Aim of the exercise → Select every line holding the word "Квартиру" and copy it.
[Start of Input records]
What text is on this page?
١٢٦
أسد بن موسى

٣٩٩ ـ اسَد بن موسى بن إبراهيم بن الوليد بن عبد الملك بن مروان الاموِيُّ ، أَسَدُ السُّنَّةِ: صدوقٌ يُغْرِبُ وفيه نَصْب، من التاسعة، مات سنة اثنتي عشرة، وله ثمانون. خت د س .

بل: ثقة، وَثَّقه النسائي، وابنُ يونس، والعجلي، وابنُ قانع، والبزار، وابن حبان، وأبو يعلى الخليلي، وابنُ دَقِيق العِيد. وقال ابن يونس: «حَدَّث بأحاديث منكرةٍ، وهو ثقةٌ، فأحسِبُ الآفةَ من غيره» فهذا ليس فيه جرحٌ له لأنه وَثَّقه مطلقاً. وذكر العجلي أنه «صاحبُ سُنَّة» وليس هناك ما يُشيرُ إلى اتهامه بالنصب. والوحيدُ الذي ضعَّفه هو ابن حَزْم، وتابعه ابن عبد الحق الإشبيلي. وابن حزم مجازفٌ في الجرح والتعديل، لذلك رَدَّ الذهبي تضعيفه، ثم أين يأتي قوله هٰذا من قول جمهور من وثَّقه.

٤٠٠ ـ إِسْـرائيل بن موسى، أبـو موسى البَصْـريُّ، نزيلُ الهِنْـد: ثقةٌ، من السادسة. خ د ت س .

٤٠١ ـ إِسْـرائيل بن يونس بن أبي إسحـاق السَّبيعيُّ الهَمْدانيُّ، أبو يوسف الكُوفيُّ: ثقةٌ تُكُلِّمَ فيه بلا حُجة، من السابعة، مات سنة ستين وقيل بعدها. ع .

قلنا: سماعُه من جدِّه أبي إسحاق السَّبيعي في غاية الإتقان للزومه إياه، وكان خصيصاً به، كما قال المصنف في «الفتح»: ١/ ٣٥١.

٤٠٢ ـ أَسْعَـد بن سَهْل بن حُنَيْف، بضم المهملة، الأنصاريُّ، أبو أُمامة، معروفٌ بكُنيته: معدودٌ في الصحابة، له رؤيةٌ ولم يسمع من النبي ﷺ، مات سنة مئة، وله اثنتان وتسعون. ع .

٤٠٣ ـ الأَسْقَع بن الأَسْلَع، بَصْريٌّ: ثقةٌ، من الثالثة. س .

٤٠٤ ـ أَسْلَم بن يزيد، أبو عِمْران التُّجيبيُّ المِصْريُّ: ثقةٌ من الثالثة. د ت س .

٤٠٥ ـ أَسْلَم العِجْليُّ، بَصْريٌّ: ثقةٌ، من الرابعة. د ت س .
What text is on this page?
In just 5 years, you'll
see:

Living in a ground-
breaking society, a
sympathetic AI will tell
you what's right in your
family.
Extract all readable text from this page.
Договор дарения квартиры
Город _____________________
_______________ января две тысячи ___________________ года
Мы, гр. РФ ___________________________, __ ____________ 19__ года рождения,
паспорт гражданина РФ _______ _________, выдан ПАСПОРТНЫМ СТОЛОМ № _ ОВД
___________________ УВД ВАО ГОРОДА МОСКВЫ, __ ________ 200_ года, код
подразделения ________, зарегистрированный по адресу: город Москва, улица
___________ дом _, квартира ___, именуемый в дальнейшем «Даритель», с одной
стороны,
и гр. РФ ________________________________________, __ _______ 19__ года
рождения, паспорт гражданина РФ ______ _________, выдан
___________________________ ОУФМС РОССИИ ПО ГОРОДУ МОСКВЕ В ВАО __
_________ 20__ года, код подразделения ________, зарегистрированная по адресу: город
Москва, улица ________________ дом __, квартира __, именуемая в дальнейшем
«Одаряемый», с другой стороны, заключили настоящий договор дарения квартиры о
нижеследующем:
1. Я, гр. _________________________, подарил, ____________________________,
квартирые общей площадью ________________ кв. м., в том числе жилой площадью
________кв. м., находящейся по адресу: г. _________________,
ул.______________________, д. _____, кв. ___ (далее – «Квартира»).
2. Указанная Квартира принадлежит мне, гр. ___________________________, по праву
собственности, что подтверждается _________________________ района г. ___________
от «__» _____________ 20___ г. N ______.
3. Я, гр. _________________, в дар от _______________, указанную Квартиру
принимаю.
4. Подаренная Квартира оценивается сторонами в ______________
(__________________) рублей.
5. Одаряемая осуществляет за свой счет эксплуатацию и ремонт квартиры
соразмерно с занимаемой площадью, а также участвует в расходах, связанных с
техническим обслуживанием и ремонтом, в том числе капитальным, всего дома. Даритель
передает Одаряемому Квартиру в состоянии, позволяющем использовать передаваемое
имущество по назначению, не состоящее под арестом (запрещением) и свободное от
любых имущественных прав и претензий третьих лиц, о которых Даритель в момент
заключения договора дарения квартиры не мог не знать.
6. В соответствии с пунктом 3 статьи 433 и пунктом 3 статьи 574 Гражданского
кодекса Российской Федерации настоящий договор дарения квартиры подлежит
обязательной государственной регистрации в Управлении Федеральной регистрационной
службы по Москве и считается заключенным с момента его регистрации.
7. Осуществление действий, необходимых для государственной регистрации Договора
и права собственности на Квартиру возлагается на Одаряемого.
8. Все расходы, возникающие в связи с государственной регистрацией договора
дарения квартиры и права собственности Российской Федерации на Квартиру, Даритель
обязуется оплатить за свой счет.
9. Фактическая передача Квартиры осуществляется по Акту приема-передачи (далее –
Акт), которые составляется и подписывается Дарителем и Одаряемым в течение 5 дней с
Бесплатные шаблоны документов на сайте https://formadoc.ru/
[End of Input records]
The output →
3. Я, гр. _________________, в дар от _______________, указанную Квартиру
передает Одаряемому Квартиру в состоянии, позволяющем использовать передаваемое
и права собственности на Квартиру возлагается на Одаряемого.
дарения квартиры и права собственности Российской Федерации на Квартиру, Даритель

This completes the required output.